* EXERCISE GOAL: Report how many lines contain the word "source", with no other text.

* EXERCISE INPUT:
►
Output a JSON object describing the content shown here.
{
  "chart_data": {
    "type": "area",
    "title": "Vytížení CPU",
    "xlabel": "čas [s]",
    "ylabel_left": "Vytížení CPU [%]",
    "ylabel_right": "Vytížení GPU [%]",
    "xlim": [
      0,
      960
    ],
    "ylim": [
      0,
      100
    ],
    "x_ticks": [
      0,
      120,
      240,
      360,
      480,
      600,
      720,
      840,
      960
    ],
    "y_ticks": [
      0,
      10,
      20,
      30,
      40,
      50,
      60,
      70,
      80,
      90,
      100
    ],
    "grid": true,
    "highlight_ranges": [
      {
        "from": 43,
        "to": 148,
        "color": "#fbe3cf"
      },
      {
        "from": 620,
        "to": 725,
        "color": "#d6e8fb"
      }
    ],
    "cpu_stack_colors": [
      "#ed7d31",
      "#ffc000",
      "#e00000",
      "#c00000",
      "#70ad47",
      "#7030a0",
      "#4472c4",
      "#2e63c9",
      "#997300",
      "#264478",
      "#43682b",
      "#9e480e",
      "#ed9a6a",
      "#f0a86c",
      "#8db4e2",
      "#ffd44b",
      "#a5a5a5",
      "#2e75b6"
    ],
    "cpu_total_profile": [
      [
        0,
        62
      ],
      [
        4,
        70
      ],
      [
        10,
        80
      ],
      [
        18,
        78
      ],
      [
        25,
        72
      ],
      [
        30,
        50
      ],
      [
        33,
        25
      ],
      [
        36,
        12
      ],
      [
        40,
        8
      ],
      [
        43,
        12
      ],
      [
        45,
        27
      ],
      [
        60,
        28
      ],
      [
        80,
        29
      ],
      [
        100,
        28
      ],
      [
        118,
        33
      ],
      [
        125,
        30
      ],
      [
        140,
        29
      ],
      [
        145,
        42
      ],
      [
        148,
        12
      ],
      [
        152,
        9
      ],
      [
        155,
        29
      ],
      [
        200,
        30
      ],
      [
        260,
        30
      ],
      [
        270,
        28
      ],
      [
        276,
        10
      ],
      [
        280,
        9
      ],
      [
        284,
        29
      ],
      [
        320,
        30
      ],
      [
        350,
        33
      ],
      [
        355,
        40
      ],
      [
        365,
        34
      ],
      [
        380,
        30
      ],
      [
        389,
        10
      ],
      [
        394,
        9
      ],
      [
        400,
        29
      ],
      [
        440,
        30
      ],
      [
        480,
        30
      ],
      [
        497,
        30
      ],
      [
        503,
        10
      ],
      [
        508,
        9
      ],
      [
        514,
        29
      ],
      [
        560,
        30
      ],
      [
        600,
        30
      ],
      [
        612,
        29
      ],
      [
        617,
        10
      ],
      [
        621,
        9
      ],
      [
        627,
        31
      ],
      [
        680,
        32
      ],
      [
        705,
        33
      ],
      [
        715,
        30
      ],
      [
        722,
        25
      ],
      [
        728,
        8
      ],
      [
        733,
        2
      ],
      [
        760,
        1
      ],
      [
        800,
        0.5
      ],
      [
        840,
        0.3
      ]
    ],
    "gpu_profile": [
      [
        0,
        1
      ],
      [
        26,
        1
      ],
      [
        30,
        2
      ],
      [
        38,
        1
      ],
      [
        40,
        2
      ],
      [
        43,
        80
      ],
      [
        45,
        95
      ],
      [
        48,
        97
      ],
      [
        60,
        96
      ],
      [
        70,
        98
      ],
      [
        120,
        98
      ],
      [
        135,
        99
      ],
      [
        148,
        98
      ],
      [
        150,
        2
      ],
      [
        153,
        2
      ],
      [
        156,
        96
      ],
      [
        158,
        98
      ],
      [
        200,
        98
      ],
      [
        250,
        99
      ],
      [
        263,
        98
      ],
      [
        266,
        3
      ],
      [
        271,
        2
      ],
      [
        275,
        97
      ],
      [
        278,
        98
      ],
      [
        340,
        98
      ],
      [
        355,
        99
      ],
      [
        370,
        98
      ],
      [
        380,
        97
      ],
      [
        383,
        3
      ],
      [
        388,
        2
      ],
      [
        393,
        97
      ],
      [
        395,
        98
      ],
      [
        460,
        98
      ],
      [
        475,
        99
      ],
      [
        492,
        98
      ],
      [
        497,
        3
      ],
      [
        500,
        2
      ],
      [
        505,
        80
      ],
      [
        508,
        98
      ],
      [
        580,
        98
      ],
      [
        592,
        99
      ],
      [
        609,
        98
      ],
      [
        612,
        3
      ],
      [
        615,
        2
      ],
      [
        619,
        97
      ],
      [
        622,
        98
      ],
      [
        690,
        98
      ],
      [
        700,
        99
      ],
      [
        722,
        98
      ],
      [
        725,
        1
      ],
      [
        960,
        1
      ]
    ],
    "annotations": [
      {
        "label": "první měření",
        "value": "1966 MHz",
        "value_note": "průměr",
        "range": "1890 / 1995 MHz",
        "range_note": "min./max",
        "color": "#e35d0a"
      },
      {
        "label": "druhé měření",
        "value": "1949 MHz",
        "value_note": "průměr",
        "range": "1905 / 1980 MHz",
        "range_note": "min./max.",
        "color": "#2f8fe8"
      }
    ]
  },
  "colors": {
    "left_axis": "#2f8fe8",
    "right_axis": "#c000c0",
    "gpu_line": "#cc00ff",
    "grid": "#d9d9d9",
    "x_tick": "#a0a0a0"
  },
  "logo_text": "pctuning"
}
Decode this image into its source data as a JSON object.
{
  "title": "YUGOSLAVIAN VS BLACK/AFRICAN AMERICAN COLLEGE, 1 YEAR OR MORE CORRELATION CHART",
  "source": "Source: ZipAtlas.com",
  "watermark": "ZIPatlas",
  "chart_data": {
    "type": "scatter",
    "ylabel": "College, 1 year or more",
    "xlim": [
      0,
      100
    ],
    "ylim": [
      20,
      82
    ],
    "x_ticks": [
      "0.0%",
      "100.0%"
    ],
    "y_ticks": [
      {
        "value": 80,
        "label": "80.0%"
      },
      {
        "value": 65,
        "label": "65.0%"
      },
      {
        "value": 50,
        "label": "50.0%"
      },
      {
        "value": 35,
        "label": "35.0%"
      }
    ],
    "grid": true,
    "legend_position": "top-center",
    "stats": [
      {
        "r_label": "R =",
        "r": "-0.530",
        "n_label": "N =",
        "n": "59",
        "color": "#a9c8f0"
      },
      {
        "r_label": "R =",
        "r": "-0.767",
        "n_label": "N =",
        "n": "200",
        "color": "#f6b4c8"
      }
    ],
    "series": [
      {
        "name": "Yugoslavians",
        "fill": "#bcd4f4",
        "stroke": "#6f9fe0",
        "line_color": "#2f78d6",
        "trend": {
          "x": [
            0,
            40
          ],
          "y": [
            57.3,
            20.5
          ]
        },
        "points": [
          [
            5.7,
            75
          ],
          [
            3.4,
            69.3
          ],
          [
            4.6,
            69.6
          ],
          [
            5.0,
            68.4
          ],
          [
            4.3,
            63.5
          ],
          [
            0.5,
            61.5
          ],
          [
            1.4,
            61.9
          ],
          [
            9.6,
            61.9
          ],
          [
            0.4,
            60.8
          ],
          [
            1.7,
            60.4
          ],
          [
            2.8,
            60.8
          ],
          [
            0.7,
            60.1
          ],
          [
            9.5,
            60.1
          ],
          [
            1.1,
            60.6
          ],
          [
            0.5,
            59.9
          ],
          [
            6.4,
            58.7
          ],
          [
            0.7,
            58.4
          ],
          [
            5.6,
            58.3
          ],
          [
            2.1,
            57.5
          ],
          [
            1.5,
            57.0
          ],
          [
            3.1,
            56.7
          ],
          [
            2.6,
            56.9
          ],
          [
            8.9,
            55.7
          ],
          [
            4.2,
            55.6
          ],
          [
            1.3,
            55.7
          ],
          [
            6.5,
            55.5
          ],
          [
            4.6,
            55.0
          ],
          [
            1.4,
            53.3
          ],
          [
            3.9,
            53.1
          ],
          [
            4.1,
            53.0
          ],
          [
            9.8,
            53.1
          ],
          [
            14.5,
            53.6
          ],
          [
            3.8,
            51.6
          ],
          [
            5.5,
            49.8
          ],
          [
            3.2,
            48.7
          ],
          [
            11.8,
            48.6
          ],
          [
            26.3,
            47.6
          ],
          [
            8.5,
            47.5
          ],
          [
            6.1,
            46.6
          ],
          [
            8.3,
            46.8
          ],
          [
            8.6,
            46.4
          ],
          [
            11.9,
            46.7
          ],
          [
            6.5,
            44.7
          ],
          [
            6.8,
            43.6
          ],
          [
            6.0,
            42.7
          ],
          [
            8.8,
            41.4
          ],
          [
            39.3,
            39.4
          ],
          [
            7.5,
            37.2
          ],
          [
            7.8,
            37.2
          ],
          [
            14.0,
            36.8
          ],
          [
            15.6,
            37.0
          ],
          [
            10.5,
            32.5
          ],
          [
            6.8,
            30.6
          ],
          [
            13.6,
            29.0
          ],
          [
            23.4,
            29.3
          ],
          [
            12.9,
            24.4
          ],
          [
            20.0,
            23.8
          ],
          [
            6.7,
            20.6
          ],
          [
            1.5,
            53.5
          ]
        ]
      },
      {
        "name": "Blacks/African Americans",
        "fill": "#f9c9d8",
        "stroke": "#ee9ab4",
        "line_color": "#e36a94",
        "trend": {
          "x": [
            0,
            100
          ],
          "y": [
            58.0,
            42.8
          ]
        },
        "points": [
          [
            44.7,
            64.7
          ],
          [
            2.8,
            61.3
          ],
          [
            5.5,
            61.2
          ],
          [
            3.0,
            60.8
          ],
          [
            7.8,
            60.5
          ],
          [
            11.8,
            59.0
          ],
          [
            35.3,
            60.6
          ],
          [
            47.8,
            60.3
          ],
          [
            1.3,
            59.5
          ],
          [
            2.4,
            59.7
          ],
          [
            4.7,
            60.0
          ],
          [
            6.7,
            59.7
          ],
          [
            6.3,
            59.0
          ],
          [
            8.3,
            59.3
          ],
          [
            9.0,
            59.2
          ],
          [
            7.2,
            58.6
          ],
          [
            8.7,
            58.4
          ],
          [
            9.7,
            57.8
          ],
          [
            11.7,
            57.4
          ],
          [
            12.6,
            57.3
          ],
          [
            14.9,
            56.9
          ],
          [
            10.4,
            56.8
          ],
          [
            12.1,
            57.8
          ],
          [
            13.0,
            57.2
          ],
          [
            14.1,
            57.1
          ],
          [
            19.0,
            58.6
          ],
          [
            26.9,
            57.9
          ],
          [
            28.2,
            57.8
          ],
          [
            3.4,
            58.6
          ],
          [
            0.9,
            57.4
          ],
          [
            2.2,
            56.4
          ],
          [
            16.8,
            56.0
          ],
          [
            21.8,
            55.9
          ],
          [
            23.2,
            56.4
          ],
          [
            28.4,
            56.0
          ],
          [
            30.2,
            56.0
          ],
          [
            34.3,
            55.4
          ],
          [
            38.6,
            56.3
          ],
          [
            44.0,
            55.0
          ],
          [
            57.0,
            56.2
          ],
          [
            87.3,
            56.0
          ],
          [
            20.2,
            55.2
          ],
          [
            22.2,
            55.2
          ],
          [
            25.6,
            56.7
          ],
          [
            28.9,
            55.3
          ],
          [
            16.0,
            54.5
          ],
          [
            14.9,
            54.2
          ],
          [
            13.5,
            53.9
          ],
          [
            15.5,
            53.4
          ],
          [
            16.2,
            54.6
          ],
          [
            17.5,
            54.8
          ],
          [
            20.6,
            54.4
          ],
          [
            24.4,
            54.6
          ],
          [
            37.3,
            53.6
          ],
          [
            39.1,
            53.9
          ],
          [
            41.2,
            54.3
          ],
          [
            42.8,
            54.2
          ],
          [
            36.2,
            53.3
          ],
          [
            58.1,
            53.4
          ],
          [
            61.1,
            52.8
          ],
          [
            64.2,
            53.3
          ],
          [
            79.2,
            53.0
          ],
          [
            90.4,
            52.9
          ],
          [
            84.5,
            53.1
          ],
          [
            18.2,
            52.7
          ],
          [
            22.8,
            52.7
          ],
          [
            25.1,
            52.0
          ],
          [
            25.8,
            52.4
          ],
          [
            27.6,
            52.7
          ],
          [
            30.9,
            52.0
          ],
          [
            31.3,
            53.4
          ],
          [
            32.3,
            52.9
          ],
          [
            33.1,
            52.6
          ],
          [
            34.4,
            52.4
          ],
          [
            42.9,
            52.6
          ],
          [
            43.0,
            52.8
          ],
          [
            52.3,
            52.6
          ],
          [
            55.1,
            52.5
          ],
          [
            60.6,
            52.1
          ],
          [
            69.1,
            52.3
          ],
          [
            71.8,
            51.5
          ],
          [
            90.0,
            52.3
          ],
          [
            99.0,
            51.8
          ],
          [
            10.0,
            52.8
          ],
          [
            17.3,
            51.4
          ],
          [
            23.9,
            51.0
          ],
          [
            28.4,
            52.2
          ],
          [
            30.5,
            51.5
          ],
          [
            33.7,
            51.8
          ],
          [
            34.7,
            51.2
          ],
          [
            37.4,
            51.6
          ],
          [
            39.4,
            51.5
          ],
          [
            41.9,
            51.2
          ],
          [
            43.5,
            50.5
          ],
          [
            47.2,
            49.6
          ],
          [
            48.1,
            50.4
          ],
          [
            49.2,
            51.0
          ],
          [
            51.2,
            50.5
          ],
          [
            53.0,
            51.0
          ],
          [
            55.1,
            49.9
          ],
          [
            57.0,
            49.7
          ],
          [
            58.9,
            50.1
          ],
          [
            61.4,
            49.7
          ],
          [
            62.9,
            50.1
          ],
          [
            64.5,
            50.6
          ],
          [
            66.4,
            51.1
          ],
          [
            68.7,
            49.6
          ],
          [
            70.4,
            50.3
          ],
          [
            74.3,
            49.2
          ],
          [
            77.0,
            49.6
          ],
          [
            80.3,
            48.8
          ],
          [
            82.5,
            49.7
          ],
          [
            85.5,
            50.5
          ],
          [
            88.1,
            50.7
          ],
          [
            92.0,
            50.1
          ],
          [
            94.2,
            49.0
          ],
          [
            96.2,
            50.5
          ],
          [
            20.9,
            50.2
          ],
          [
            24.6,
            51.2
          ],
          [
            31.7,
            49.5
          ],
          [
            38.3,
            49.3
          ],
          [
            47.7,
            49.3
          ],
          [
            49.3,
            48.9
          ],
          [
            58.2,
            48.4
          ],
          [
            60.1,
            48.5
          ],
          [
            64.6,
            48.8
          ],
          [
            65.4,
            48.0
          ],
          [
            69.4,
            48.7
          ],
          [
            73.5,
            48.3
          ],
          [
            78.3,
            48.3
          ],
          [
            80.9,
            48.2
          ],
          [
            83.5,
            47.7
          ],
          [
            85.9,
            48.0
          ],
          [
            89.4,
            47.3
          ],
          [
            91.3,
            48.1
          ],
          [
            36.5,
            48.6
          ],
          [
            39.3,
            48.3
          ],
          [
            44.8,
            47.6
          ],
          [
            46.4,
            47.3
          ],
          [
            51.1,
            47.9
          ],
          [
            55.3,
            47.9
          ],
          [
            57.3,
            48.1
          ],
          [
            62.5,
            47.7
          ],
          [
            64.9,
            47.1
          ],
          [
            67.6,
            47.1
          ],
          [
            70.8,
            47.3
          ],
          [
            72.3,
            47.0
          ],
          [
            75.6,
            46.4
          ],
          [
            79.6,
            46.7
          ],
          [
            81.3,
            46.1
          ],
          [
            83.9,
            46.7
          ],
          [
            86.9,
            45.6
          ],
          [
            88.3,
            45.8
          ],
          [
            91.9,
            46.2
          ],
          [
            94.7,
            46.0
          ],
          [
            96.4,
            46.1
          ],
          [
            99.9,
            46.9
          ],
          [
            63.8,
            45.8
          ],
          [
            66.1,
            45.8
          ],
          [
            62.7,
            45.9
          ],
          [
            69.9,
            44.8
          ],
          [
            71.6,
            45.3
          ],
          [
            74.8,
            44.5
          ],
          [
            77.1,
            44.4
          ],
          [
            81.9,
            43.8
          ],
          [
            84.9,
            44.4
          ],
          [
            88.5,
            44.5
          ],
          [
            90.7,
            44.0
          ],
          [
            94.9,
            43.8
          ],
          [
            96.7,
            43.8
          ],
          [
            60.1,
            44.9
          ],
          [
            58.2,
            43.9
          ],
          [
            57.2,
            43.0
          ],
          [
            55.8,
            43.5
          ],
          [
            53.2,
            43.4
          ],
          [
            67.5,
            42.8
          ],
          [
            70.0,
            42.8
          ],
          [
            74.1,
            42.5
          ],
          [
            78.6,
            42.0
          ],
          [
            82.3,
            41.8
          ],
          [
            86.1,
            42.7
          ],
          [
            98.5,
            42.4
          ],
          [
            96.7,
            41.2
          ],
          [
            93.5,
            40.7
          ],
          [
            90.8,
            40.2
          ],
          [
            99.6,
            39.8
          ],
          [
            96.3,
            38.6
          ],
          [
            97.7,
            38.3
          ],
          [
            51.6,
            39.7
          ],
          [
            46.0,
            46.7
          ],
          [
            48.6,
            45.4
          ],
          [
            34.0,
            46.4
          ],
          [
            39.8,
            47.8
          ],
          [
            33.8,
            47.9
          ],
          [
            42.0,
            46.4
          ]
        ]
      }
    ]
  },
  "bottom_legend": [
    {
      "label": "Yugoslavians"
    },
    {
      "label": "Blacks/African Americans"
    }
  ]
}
◄
* RESULT FOR THIS EXERCISE: 2